%%

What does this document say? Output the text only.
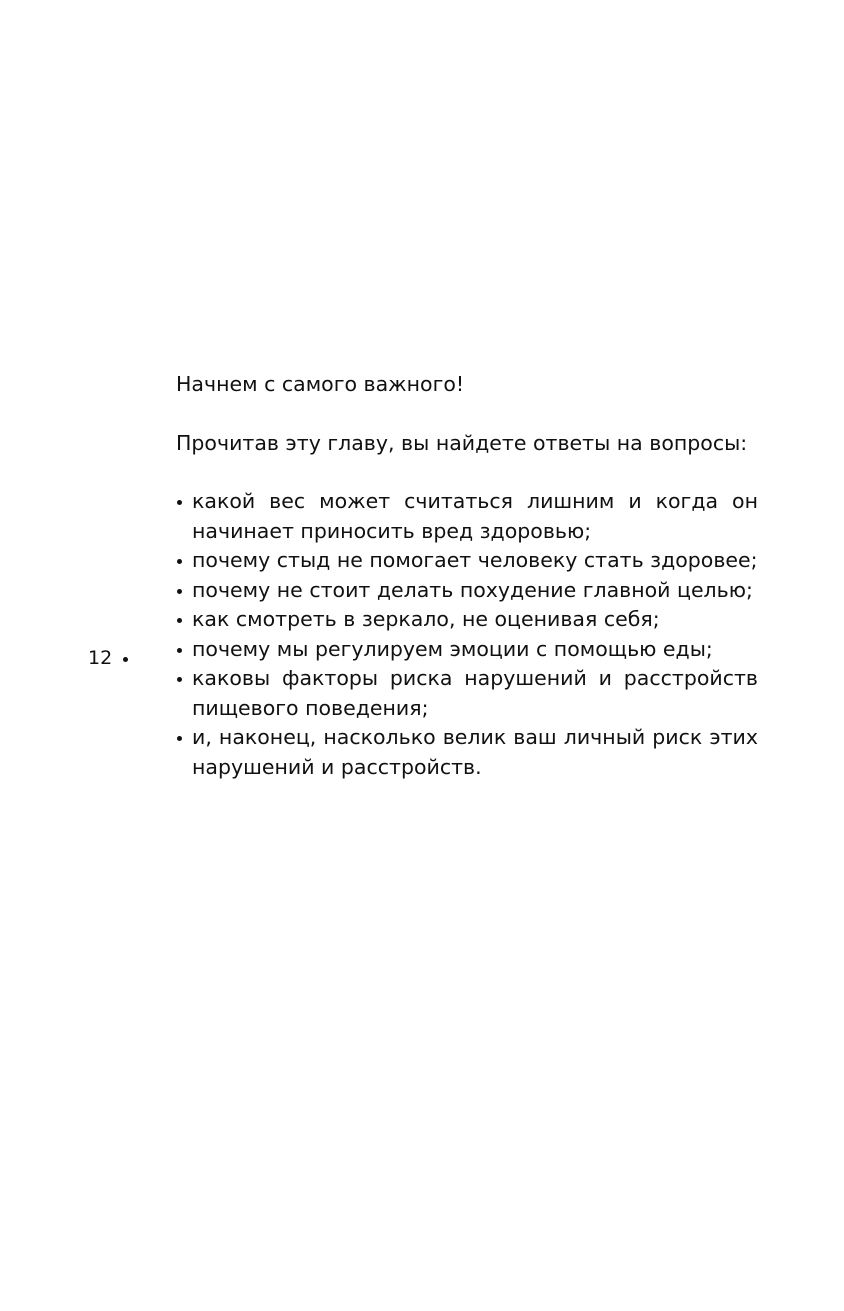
12

Начнем с самого важного!

Прочитав эту главу, вы найдете ответы на вопросы:

какой вес может считаться лишним и когда он начинает приносить вред здоровью;
почему стыд не помогает человеку стать здоровее;
почему не стоит делать похудение главной целью;
как смотреть в зеркало, не оценивая себя;
почему мы регулируем эмоции с помощью еды;
каковы факторы риска нарушений и расстройств пищевого поведения;
и, наконец, насколько велик ваш личный риск этих нарушений и расстройств.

%%

▸ **WHAT YOU SHOULD DO**
The records above need to be given again exactly. Omit the pictures.

▸ **EXERCISE RESULT**
What does this document say? Output the text only.
12

Начнем с самого важного!

Прочитав эту главу, вы найдете ответы на вопросы:

какой вес может считаться лишним и когда он начинает приносить вред здоровью;
почему стыд не помогает человеку стать здоровее;
почему не стоит делать похудение главной целью;
как смотреть в зеркало, не оценивая себя;
почему мы регулируем эмоции с помощью еды;
каковы факторы риска нарушений и расстройств пищевого поведения;
и, наконец, насколько велик ваш личный риск этих нарушений и расстройств.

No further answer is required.